:: Exercise ::
Count every line that holds the string "Frequência", then give that number alone.

:: Collected data ::
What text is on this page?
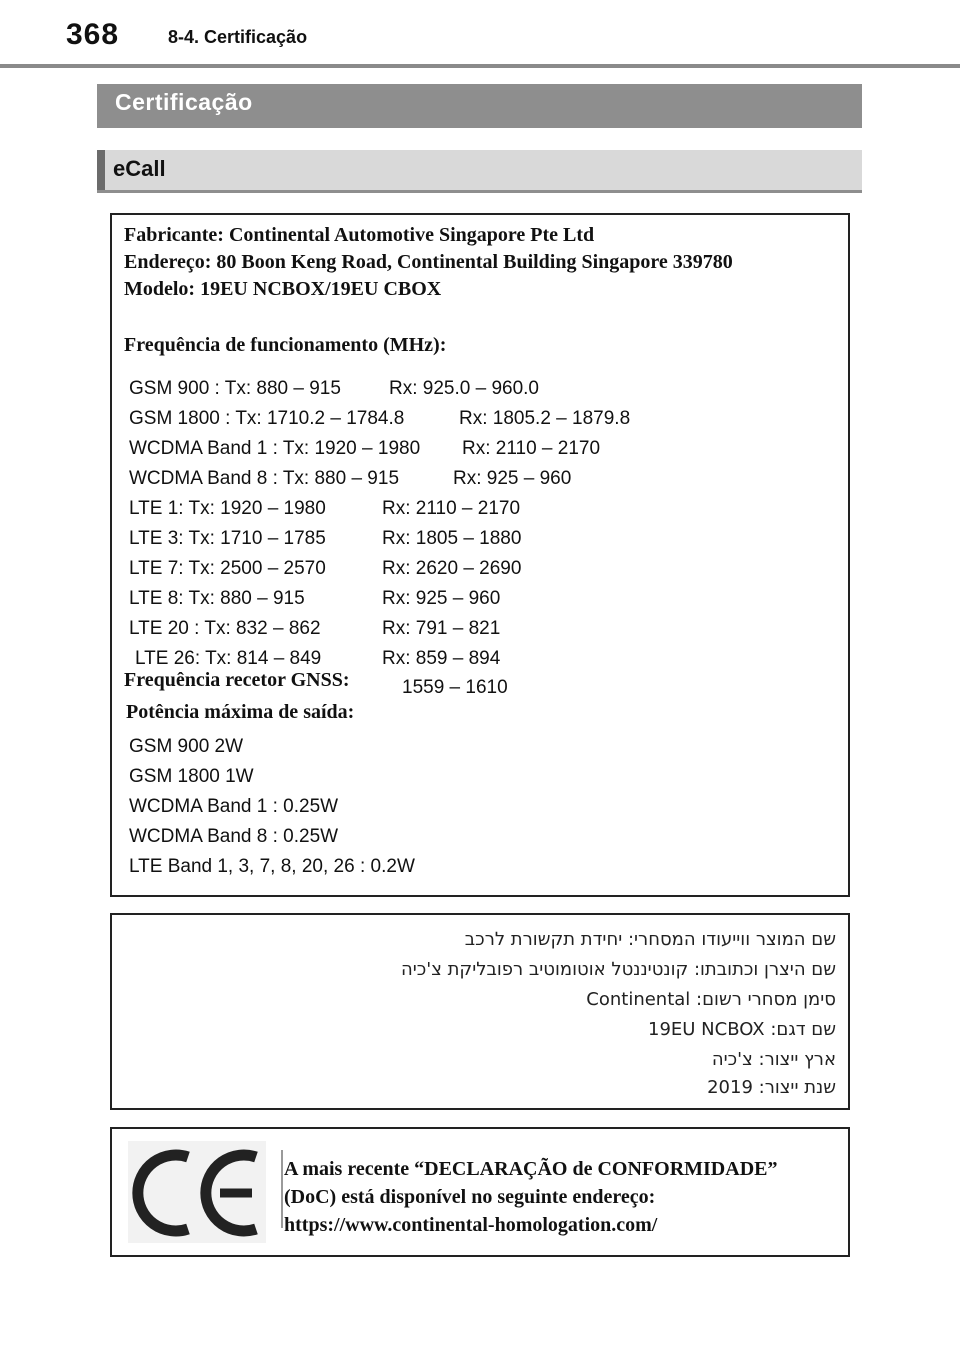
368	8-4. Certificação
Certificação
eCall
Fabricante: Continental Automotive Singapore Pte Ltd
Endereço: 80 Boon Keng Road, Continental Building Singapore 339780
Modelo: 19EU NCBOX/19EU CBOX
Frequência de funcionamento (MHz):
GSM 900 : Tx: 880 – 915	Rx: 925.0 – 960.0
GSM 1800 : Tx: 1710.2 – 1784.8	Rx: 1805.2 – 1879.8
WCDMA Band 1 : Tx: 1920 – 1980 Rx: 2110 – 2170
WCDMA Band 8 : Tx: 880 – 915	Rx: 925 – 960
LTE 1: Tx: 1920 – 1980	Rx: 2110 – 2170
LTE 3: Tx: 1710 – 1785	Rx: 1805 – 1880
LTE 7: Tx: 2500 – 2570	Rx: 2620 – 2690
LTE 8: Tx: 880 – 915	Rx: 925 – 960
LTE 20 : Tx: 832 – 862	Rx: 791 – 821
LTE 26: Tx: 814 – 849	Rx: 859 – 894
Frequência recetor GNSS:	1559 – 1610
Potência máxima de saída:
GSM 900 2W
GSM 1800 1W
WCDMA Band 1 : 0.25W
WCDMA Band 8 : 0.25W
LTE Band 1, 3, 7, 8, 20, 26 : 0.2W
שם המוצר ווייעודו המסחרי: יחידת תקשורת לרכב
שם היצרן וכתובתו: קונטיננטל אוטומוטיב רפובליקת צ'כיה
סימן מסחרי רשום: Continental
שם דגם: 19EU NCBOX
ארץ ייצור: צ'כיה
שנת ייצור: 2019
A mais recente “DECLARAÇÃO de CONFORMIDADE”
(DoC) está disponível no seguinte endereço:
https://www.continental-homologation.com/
* * *
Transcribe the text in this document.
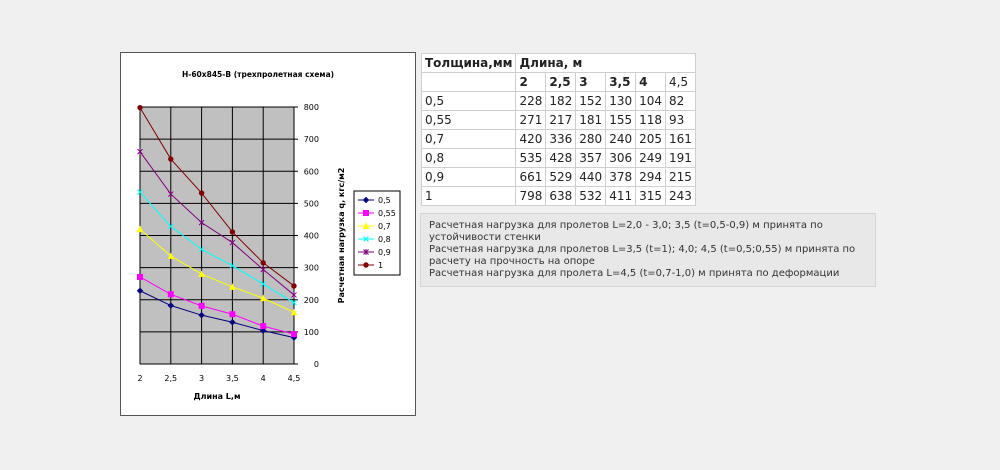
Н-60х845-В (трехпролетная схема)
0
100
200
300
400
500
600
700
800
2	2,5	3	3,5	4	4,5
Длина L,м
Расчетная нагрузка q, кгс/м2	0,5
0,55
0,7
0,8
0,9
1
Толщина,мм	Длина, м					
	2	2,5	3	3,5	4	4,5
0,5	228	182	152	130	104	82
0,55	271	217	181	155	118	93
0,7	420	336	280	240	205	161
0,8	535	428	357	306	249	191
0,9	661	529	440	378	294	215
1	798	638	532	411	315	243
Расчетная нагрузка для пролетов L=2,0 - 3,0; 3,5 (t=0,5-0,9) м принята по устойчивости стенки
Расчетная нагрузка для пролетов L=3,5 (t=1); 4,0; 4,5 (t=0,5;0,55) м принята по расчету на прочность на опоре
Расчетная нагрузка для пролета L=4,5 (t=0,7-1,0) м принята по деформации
==
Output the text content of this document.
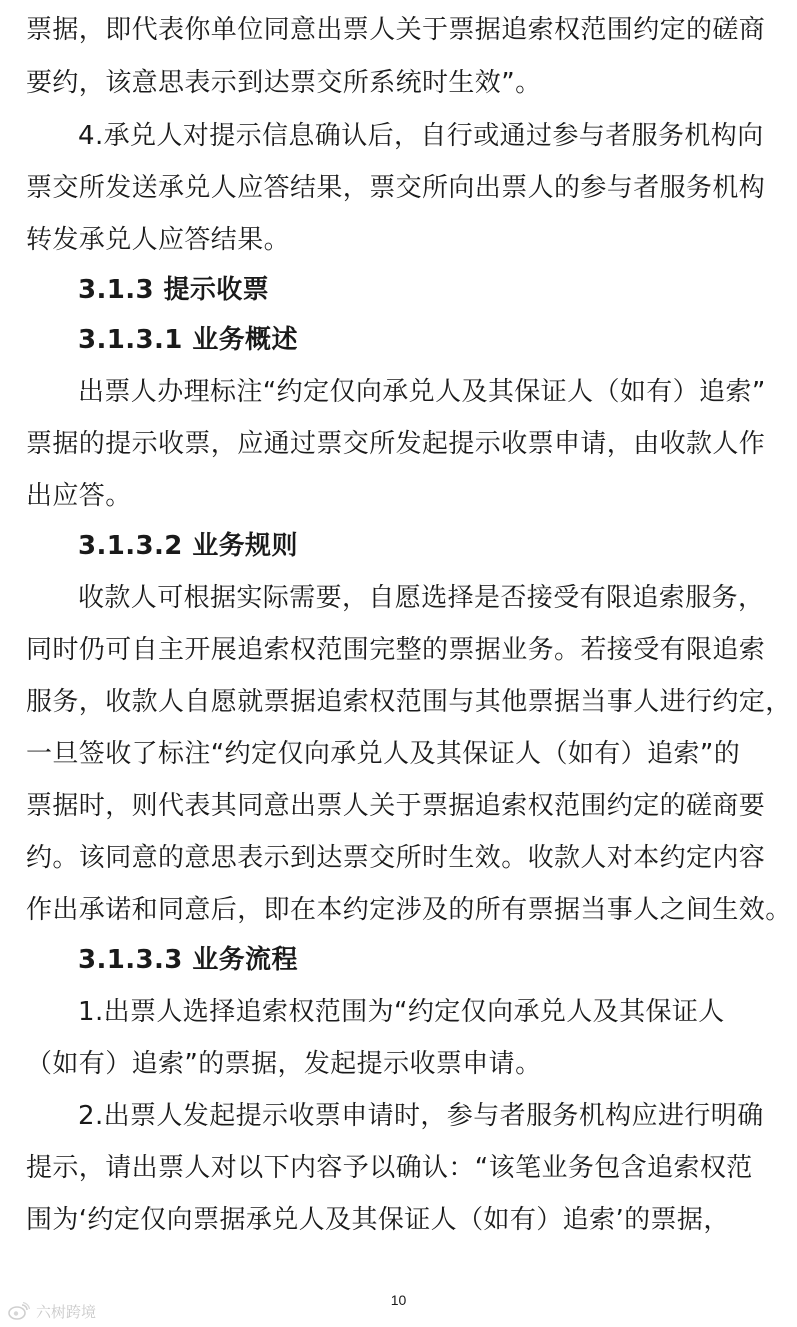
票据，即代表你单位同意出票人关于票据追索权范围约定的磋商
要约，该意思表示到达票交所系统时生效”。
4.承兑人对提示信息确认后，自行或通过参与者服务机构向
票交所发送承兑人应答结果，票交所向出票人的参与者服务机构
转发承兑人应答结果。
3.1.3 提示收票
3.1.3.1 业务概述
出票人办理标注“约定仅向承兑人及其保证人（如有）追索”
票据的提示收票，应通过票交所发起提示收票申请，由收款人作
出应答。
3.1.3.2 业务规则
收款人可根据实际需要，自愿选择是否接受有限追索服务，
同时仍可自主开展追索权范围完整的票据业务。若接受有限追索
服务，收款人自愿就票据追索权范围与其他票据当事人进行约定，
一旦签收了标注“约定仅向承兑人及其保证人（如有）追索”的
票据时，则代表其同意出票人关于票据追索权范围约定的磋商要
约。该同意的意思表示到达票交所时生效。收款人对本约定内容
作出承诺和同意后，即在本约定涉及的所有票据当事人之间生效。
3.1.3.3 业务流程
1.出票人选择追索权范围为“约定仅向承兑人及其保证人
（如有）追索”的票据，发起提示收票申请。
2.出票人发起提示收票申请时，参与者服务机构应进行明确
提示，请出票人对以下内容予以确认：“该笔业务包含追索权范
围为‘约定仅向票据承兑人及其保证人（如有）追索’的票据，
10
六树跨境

:: Worked solution ::
2